Exercise details: Count the lines below that contain the word "export" and give only that number.

Dataset excerpts:
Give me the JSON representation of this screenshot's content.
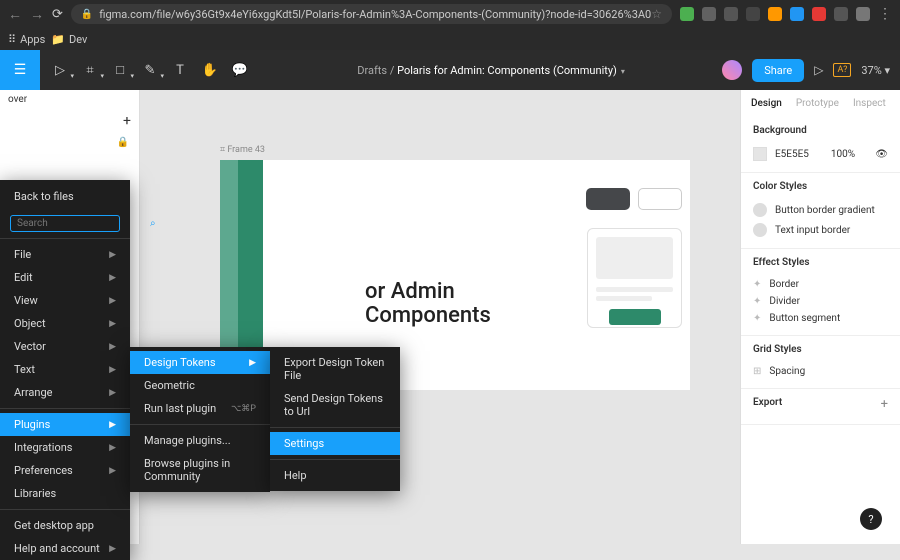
{
  "browser": {
    "url": "figma.com/file/w6y36Gt9x4eYi6xggKdt5l/Polaris-for-Admin%3A-Components-(Community)?node-id=30626%3A0",
    "bookmarks": {
      "apps": "Apps",
      "dev": "Dev"
    }
  },
  "toolbar": {
    "crumb_drafts": "Drafts",
    "crumb_project": "Polaris for Admin: Components (Community)",
    "share": "Share",
    "aq": "A?",
    "zoom": "37%"
  },
  "left_panel": {
    "cover": "over"
  },
  "canvas": {
    "frame_label": "Frame 43",
    "hero_line1": "or Admin",
    "hero_line2": "Components"
  },
  "right_panel": {
    "tabs": {
      "design": "Design",
      "prototype": "Prototype",
      "inspect": "Inspect"
    },
    "background": {
      "title": "Background",
      "hex": "E5E5E5",
      "opacity": "100%"
    },
    "color_styles": {
      "title": "Color Styles",
      "items": [
        "Button border gradient",
        "Text input border"
      ]
    },
    "effect_styles": {
      "title": "Effect Styles",
      "items": [
        "Border",
        "Divider",
        "Button segment"
      ]
    },
    "grid_styles": {
      "title": "Grid Styles",
      "items": [
        "Spacing"
      ]
    },
    "export": "Export"
  },
  "menu1": {
    "back": "Back to files",
    "search_ph": "Search",
    "items": [
      "File",
      "Edit",
      "View",
      "Object",
      "Vector",
      "Text",
      "Arrange"
    ],
    "plugins": "Plugins",
    "integrations": "Integrations",
    "preferences": "Preferences",
    "libraries": "Libraries",
    "desktop": "Get desktop app",
    "help": "Help and account"
  },
  "menu2": {
    "design_tokens": "Design Tokens",
    "geometric": "Geometric",
    "run_last": "Run last plugin",
    "shortcut": "⌥⌘P",
    "manage": "Manage plugins...",
    "browse": "Browse plugins in Community"
  },
  "menu3": {
    "export": "Export Design Token File",
    "send": "Send Design Tokens to Url",
    "settings": "Settings",
    "help": "Help"
  }
}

Solution below: 2